_Task description_
Output all of the records exactly as written.
BEGIN Extracted entries
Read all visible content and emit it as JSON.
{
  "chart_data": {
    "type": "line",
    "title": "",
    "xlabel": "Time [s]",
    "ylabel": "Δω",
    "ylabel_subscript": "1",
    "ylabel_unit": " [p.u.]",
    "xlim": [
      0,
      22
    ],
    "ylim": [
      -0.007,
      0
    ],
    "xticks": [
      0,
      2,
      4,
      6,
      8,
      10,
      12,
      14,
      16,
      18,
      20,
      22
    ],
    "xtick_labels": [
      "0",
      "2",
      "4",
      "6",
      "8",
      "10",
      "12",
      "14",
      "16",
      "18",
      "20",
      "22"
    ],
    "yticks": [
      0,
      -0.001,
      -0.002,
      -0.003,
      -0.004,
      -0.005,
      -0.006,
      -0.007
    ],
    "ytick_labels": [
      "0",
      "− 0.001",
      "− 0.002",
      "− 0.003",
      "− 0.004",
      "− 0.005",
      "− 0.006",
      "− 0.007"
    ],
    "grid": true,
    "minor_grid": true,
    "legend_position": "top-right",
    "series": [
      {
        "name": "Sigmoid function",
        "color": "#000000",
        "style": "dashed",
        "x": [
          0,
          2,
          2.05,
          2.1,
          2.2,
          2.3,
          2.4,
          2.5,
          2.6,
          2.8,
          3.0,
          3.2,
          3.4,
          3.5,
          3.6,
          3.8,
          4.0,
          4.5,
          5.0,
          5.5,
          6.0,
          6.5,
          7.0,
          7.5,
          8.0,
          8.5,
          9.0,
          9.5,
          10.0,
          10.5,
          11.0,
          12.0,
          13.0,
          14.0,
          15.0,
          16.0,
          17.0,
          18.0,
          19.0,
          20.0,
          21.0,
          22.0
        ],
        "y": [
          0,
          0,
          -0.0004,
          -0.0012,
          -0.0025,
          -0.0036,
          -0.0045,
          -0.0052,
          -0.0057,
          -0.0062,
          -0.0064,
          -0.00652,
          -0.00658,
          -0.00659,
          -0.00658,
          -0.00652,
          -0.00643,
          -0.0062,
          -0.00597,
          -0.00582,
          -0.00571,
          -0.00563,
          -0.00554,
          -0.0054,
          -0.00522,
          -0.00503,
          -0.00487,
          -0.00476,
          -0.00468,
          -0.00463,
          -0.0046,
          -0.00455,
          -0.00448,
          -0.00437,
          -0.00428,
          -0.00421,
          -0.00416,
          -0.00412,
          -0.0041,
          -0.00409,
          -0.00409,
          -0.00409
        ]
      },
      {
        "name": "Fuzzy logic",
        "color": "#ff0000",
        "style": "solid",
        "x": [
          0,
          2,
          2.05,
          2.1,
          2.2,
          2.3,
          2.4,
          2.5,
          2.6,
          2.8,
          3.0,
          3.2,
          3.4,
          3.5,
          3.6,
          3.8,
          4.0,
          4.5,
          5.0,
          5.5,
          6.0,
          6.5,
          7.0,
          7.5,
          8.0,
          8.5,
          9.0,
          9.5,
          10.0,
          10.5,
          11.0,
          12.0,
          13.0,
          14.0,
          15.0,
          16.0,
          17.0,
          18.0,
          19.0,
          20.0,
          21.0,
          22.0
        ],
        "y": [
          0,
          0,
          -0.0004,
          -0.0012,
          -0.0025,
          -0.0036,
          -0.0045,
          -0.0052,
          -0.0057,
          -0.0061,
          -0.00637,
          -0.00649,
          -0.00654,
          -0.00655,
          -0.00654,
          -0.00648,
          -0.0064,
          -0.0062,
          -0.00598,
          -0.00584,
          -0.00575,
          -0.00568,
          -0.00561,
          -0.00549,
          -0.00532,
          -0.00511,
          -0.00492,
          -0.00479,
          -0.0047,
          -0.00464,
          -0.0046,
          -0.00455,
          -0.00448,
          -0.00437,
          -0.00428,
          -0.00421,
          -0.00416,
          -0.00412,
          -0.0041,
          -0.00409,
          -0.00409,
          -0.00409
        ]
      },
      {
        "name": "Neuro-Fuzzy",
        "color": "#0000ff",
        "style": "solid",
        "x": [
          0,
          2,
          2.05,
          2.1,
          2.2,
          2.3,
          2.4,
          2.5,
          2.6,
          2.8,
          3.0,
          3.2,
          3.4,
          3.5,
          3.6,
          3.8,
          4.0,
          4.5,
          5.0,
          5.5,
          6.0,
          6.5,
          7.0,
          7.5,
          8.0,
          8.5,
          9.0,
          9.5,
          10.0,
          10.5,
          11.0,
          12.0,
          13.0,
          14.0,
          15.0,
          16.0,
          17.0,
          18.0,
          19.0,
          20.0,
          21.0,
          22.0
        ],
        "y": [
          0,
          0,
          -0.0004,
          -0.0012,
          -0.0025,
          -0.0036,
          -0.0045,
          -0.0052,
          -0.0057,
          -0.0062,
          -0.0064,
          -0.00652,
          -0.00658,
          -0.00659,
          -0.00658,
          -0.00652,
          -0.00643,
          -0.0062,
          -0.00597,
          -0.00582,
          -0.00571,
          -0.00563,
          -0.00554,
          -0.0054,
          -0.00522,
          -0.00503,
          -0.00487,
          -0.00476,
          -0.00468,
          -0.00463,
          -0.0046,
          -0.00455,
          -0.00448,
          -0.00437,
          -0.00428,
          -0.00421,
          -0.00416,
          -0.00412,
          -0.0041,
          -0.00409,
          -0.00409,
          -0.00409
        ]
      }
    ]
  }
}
END Extracted entries
_Solved exercise_
Read all visible content and emit it as JSON.
{
  "chart_data": {
    "type": "line",
    "title": "",
    "xlabel": "Time [s]",
    "ylabel": "Δω",
    "ylabel_subscript": "1",
    "ylabel_unit": " [p.u.]",
    "xlim": [
      0,
      22
    ],
    "ylim": [
      -0.007,
      0
    ],
    "xticks": [
      0,
      2,
      4,
      6,
      8,
      10,
      12,
      14,
      16,
      18,
      20,
      22
    ],
    "xtick_labels": [
      "0",
      "2",
      "4",
      "6",
      "8",
      "10",
      "12",
      "14",
      "16",
      "18",
      "20",
      "22"
    ],
    "yticks": [
      0,
      -0.001,
      -0.002,
      -0.003,
      -0.004,
      -0.005,
      -0.006,
      -0.007
    ],
    "ytick_labels": [
      "0",
      "− 0.001",
      "− 0.002",
      "− 0.003",
      "− 0.004",
      "− 0.005",
      "− 0.006",
      "− 0.007"
    ],
    "grid": true,
    "minor_grid": true,
    "legend_position": "top-right",
    "series": [
      {
        "name": "Sigmoid function",
        "color": "#000000",
        "style": "dashed",
        "x": [
          0,
          2,
          2.05,
          2.1,
          2.2,
          2.3,
          2.4,
          2.5,
          2.6,
          2.8,
          3.0,
          3.2,
          3.4,
          3.5,
          3.6,
          3.8,
          4.0,
          4.5,
          5.0,
          5.5,
          6.0,
          6.5,
          7.0,
          7.5,
          8.0,
          8.5,
          9.0,
          9.5,
          10.0,
          10.5,
          11.0,
          12.0,
          13.0,
          14.0,
          15.0,
          16.0,
          17.0,
          18.0,
          19.0,
          20.0,
          21.0,
          22.0
        ],
        "y": [
          0,
          0,
          -0.0004,
          -0.0012,
          -0.0025,
          -0.0036,
          -0.0045,
          -0.0052,
          -0.0057,
          -0.0062,
          -0.0064,
          -0.00652,
          -0.00658,
          -0.00659,
          -0.00658,
          -0.00652,
          -0.00643,
          -0.0062,
          -0.00597,
          -0.00582,
          -0.00571,
          -0.00563,
          -0.00554,
          -0.0054,
          -0.00522,
          -0.00503,
          -0.00487,
          -0.00476,
          -0.00468,
          -0.00463,
          -0.0046,
          -0.00455,
          -0.00448,
          -0.00437,
          -0.00428,
          -0.00421,
          -0.00416,
          -0.00412,
          -0.0041,
          -0.00409,
          -0.00409,
          -0.00409
        ]
      },
      {
        "name": "Fuzzy logic",
        "color": "#ff0000",
        "style": "solid",
        "x": [
          0,
          2,
          2.05,
          2.1,
          2.2,
          2.3,
          2.4,
          2.5,
          2.6,
          2.8,
          3.0,
          3.2,
          3.4,
          3.5,
          3.6,
          3.8,
          4.0,
          4.5,
          5.0,
          5.5,
          6.0,
          6.5,
          7.0,
          7.5,
          8.0,
          8.5,
          9.0,
          9.5,
          10.0,
          10.5,
          11.0,
          12.0,
          13.0,
          14.0,
          15.0,
          16.0,
          17.0,
          18.0,
          19.0,
          20.0,
          21.0,
          22.0
        ],
        "y": [
          0,
          0,
          -0.0004,
          -0.0012,
          -0.0025,
          -0.0036,
          -0.0045,
          -0.0052,
          -0.0057,
          -0.0061,
          -0.00637,
          -0.00649,
          -0.00654,
          -0.00655,
          -0.00654,
          -0.00648,
          -0.0064,
          -0.0062,
          -0.00598,
          -0.00584,
          -0.00575,
          -0.00568,
          -0.00561,
          -0.00549,
          -0.00532,
          -0.00511,
          -0.00492,
          -0.00479,
          -0.0047,
          -0.00464,
          -0.0046,
          -0.00455,
          -0.00448,
          -0.00437,
          -0.00428,
          -0.00421,
          -0.00416,
          -0.00412,
          -0.0041,
          -0.00409,
          -0.00409,
          -0.00409
        ]
      },
      {
        "name": "Neuro-Fuzzy",
        "color": "#0000ff",
        "style": "solid",
        "x": [
          0,
          2,
          2.05,
          2.1,
          2.2,
          2.3,
          2.4,
          2.5,
          2.6,
          2.8,
          3.0,
          3.2,
          3.4,
          3.5,
          3.6,
          3.8,
          4.0,
          4.5,
          5.0,
          5.5,
          6.0,
          6.5,
          7.0,
          7.5,
          8.0,
          8.5,
          9.0,
          9.5,
          10.0,
          10.5,
          11.0,
          12.0,
          13.0,
          14.0,
          15.0,
          16.0,
          17.0,
          18.0,
          19.0,
          20.0,
          21.0,
          22.0
        ],
        "y": [
          0,
          0,
          -0.0004,
          -0.0012,
          -0.0025,
          -0.0036,
          -0.0045,
          -0.0052,
          -0.0057,
          -0.0062,
          -0.0064,
          -0.00652,
          -0.00658,
          -0.00659,
          -0.00658,
          -0.00652,
          -0.00643,
          -0.0062,
          -0.00597,
          -0.00582,
          -0.00571,
          -0.00563,
          -0.00554,
          -0.0054,
          -0.00522,
          -0.00503,
          -0.00487,
          -0.00476,
          -0.00468,
          -0.00463,
          -0.0046,
          -0.00455,
          -0.00448,
          -0.00437,
          -0.00428,
          -0.00421,
          -0.00416,
          -0.00412,
          -0.0041,
          -0.00409,
          -0.00409,
          -0.00409
        ]
      }
    ]
  }
}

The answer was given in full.